#### Record set ####

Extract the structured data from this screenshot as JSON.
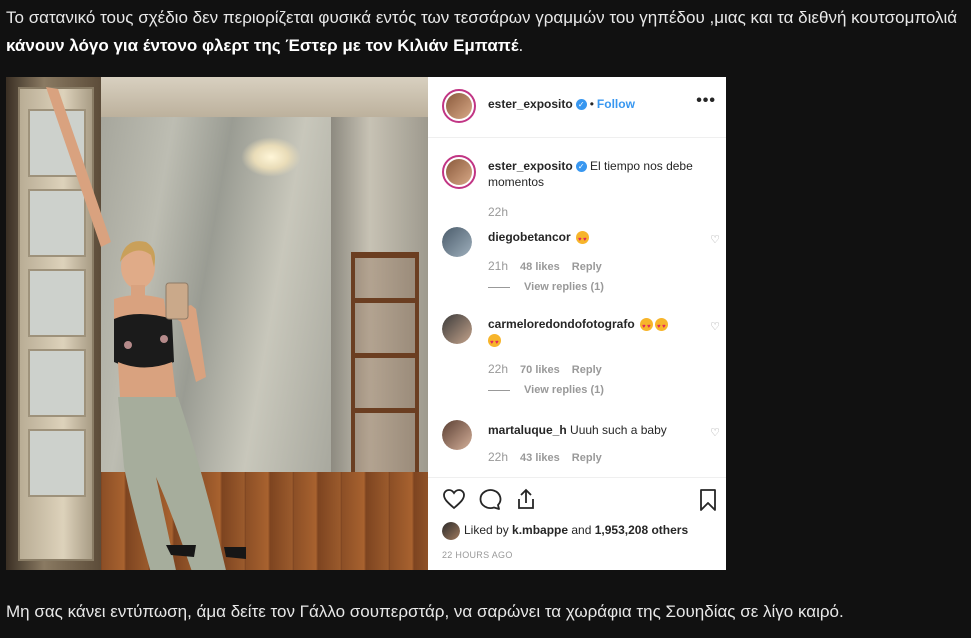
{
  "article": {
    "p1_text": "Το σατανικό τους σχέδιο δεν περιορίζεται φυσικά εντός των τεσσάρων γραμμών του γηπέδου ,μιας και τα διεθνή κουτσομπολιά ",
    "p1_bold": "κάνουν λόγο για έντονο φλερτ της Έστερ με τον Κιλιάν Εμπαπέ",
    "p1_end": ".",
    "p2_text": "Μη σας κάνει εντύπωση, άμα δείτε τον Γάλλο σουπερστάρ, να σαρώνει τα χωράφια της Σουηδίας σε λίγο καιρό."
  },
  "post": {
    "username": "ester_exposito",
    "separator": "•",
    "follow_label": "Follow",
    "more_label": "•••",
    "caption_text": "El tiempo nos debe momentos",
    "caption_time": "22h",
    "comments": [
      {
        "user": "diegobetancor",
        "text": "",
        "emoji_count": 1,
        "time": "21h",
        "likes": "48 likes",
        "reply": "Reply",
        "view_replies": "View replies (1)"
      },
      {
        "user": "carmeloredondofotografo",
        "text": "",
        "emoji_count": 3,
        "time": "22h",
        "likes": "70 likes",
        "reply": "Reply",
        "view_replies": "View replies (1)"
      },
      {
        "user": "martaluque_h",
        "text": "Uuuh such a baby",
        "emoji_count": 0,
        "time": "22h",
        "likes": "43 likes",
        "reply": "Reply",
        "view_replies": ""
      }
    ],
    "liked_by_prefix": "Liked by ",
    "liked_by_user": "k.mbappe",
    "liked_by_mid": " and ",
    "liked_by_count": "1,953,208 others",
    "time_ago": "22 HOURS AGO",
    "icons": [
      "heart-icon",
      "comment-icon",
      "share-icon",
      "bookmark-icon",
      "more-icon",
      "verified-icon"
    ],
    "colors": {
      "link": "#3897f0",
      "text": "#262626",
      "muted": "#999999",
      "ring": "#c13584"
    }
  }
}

####

• **Task statement**: Copy every line in the records above that contains the word "likes".

• **Answer in full**:
        "likes": "48 likes",
        "likes": "70 likes",
        "likes": "43 likes",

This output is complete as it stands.